◆ **Set exercise**: All of the material below is to be repeated exactly.

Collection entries
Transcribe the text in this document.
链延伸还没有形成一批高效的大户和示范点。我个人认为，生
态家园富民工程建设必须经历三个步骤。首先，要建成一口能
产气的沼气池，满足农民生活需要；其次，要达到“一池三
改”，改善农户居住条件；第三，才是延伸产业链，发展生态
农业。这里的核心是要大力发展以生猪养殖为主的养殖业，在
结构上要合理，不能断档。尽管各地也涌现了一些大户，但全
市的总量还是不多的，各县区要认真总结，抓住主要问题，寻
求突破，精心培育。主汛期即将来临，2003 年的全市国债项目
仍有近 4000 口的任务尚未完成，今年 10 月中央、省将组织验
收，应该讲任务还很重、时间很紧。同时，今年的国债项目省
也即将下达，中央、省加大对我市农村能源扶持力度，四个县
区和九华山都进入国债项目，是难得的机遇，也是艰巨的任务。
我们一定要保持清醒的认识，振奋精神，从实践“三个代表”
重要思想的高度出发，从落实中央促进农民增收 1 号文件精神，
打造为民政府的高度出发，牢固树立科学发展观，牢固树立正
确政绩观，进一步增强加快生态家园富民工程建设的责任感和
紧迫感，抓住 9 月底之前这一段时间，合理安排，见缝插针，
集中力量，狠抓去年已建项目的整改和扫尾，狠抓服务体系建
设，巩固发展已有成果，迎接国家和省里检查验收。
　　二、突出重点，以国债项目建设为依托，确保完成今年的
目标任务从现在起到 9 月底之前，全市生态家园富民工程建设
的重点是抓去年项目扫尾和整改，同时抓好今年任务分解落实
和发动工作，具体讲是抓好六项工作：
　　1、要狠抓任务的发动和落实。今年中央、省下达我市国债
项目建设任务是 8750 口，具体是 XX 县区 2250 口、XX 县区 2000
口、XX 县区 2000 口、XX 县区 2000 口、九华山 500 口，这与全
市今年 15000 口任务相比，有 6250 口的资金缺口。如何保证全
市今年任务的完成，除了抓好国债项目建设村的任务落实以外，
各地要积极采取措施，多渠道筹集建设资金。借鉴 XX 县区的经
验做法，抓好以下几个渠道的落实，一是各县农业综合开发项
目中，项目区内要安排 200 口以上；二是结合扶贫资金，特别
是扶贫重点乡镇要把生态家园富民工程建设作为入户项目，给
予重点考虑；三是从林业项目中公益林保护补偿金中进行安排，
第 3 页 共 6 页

◆ **Task response**:
Transcribe the text in this document.
链延伸还没有形成一批高效的大户和示范点。我个人认为，生
态家园富民工程建设必须经历三个步骤。首先，要建成一口能
产气的沼气池，满足农民生活需要；其次，要达到“一池三
改”，改善农户居住条件；第三，才是延伸产业链，发展生态
农业。这里的核心是要大力发展以生猪养殖为主的养殖业，在
结构上要合理，不能断档。尽管各地也涌现了一些大户，但全
市的总量还是不多的，各县区要认真总结，抓住主要问题，寻
求突破，精心培育。主汛期即将来临，2003 年的全市国债项目
仍有近 4000 口的任务尚未完成，今年 10 月中央、省将组织验
收，应该讲任务还很重、时间很紧。同时，今年的国债项目省
也即将下达，中央、省加大对我市农村能源扶持力度，四个县
区和九华山都进入国债项目，是难得的机遇，也是艰巨的任务。
我们一定要保持清醒的认识，振奋精神，从实践“三个代表”
重要思想的高度出发，从落实中央促进农民增收 1 号文件精神，
打造为民政府的高度出发，牢固树立科学发展观，牢固树立正
确政绩观，进一步增强加快生态家园富民工程建设的责任感和
紧迫感，抓住 9 月底之前这一段时间，合理安排，见缝插针，
集中力量，狠抓去年已建项目的整改和扫尾，狠抓服务体系建
设，巩固发展已有成果，迎接国家和省里检查验收。
　　二、突出重点，以国债项目建设为依托，确保完成今年的
目标任务从现在起到 9 月底之前，全市生态家园富民工程建设
的重点是抓去年项目扫尾和整改，同时抓好今年任务分解落实
和发动工作，具体讲是抓好六项工作：
　　1、要狠抓任务的发动和落实。今年中央、省下达我市国债
项目建设任务是 8750 口，具体是 XX 县区 2250 口、XX 县区 2000
口、XX 县区 2000 口、XX 县区 2000 口、九华山 500 口，这与全
市今年 15000 口任务相比，有 6250 口的资金缺口。如何保证全
市今年任务的完成，除了抓好国债项目建设村的任务落实以外，
各地要积极采取措施，多渠道筹集建设资金。借鉴 XX 县区的经
验做法，抓好以下几个渠道的落实，一是各县农业综合开发项
目中，项目区内要安排 200 口以上；二是结合扶贫资金，特别
是扶贫重点乡镇要把生态家园富民工程建设作为入户项目，给
予重点考虑；三是从林业项目中公益林保护补偿金中进行安排，
第 3 页 共 6 页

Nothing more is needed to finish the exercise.